List the three AML subtypes identified in the abstract on acute myeloid leukemia subtyping below, giving each subtype's full name with its abbreviation.

=== SUPPLIED PASSAGE ===
────────────────────────────────────────

Identifying acute myeloid leukemia subtypes based on pathway enrichment.

Abstract

Acute myeloid leukemia (AML) is the most common type of acute leukemia in adults and the second most common in children. Despite the introduction of targeted therapies, AML survival rates have shown limited improvement, particularly among older patients. This study explored personalized treatment strategies for AML by proposing a novel subtyping method. Through unsupervised clustering based on the enrichment scores of 14 pathways related to metabolism, immunity, DNA repair, and oncogenic signaling, we identified three AML subtypes: DNA repair (DR), immune-enriched (ImE), and immune-deprived (ImD), consistent in four independent datasets. DR is marked by high expression of DNA repair and metabolic pathways, high stemness and proliferation potential, as well as high sensitivity to chemotherapy. ImD is characterized by low expression of immune and oncogenic pathways, favorable survival prognosis, low mutation rates of RUNX1 and TP53, high homeostasis, and low migration potential. ImE exhibits high enrichment of immune and oncogenic pathways, low stemness and proliferation capacity, low homeostasis, high migration potential, and low sensitivity to chemotherapy. Our pathway enrichment-based subtyping approach would offer a promising framework for understanding the molecular heterogeneity of AML and guiding personalized treatment of this disease.

────────────────────────────────────────

=== Bounding box prediction data ===
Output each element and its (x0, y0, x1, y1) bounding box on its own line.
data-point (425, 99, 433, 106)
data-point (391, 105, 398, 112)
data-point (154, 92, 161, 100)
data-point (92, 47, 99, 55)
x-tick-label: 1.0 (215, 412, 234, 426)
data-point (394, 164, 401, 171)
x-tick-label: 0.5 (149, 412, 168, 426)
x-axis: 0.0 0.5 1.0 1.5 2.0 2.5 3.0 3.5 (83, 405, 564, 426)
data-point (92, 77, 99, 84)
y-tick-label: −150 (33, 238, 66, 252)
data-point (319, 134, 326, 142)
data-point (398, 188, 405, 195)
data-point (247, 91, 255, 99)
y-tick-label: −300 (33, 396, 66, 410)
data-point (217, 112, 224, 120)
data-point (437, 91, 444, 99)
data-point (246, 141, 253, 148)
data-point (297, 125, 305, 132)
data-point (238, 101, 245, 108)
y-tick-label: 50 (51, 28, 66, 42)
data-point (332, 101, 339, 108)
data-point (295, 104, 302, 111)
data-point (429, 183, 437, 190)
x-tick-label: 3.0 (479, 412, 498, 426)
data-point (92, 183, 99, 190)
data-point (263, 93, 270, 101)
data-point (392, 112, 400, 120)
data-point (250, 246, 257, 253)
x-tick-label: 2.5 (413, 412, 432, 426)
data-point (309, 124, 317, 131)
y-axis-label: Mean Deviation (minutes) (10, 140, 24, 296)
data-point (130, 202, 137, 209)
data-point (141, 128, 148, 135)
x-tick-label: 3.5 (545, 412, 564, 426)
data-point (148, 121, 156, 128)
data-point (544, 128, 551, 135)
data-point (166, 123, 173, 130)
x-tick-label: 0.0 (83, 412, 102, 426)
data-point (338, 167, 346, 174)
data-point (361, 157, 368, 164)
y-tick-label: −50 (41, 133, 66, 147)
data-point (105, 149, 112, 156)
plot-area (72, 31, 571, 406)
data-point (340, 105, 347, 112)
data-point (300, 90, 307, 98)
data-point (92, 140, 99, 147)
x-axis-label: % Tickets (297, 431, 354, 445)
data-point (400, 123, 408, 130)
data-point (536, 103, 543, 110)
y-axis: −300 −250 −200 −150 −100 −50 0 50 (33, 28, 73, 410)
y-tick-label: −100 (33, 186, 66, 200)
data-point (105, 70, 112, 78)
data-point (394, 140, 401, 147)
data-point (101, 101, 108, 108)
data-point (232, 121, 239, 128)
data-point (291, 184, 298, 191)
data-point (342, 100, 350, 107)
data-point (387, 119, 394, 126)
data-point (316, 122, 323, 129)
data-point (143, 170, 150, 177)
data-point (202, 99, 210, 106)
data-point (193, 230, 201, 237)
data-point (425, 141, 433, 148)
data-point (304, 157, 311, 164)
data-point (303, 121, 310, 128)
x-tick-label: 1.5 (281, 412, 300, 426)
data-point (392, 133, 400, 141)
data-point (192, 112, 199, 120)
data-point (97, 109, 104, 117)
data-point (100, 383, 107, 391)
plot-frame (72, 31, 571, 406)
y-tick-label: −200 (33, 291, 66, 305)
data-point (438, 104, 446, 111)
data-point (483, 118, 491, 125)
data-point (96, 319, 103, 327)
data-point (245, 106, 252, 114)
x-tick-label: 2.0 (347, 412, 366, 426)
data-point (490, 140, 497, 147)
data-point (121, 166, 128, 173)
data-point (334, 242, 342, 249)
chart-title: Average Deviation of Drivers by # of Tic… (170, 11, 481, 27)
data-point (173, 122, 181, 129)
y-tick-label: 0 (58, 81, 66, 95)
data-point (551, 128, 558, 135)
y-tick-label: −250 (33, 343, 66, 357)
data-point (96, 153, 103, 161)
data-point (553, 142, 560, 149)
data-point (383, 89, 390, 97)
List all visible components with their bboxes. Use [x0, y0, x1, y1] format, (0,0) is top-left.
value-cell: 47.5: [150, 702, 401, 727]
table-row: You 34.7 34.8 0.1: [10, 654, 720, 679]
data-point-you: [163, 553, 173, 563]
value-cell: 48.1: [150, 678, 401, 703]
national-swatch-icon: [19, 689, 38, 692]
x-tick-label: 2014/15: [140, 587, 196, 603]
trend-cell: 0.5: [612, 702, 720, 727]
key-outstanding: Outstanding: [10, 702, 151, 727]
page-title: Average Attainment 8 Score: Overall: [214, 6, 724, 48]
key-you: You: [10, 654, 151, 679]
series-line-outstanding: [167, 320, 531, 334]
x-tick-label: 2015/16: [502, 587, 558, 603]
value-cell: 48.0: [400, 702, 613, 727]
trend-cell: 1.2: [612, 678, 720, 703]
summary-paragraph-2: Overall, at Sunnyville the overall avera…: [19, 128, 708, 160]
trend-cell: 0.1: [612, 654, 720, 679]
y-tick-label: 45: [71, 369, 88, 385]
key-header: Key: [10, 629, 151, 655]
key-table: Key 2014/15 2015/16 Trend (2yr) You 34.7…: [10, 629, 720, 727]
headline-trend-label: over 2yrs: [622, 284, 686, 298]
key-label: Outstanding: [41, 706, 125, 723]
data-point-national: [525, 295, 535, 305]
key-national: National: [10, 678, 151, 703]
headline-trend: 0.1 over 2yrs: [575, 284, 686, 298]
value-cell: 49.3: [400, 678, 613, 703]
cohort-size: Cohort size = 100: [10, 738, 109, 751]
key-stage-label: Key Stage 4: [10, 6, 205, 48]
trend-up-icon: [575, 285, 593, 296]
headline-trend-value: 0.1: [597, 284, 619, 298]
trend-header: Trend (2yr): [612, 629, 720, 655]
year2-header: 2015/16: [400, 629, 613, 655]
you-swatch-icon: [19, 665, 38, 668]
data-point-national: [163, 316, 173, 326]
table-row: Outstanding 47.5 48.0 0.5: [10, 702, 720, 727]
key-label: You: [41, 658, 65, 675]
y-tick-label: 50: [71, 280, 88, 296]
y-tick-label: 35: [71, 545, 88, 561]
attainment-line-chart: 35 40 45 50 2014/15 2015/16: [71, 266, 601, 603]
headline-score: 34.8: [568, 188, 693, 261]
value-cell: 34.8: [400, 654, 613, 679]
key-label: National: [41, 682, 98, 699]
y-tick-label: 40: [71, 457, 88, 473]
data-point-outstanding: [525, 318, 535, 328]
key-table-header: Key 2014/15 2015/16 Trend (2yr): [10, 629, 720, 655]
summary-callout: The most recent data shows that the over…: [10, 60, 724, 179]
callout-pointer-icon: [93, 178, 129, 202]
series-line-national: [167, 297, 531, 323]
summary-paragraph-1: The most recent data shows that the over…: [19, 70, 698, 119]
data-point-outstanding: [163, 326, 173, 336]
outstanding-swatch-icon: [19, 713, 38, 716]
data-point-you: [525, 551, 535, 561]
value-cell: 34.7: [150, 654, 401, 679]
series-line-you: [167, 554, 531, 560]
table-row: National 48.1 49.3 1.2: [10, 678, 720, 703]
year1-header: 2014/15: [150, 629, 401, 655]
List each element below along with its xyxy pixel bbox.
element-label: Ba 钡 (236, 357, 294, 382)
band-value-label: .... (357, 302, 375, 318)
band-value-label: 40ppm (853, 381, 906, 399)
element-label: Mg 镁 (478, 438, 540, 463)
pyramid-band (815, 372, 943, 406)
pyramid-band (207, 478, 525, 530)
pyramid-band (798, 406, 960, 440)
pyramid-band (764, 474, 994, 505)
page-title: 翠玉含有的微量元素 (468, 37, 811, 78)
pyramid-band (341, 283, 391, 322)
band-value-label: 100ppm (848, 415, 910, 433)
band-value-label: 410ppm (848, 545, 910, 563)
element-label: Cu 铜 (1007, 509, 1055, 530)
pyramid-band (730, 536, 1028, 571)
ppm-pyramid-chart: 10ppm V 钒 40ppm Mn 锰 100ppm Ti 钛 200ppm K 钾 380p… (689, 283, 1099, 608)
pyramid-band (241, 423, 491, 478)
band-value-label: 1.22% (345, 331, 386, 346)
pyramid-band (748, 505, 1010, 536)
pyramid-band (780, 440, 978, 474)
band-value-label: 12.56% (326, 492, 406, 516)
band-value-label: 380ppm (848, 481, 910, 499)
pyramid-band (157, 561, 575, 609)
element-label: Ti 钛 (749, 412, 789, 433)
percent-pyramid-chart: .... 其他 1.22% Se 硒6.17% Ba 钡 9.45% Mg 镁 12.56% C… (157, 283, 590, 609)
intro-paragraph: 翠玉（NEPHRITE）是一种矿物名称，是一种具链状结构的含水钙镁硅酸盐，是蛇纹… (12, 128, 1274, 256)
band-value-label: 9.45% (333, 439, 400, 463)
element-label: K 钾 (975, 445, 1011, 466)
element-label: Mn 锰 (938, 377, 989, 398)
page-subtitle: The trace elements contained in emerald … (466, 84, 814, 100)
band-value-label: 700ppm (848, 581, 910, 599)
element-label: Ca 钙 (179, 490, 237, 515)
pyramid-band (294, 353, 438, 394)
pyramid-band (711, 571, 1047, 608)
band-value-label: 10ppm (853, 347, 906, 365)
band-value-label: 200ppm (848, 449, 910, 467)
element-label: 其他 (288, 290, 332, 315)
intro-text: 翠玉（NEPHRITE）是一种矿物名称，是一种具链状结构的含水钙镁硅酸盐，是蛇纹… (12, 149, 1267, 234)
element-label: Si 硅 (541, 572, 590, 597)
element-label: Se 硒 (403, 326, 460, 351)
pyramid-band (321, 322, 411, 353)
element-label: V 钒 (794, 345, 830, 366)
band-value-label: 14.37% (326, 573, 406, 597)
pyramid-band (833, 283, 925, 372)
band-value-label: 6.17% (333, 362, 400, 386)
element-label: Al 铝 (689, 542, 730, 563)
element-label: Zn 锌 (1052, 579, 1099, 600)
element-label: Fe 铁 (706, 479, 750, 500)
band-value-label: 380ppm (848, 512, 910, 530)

────────────────────────────────────────

=== EXERCISE OUTPUT ===
- DNA repair (DR)
- immune-enriched (ImE)
- immune-deprived (ImD)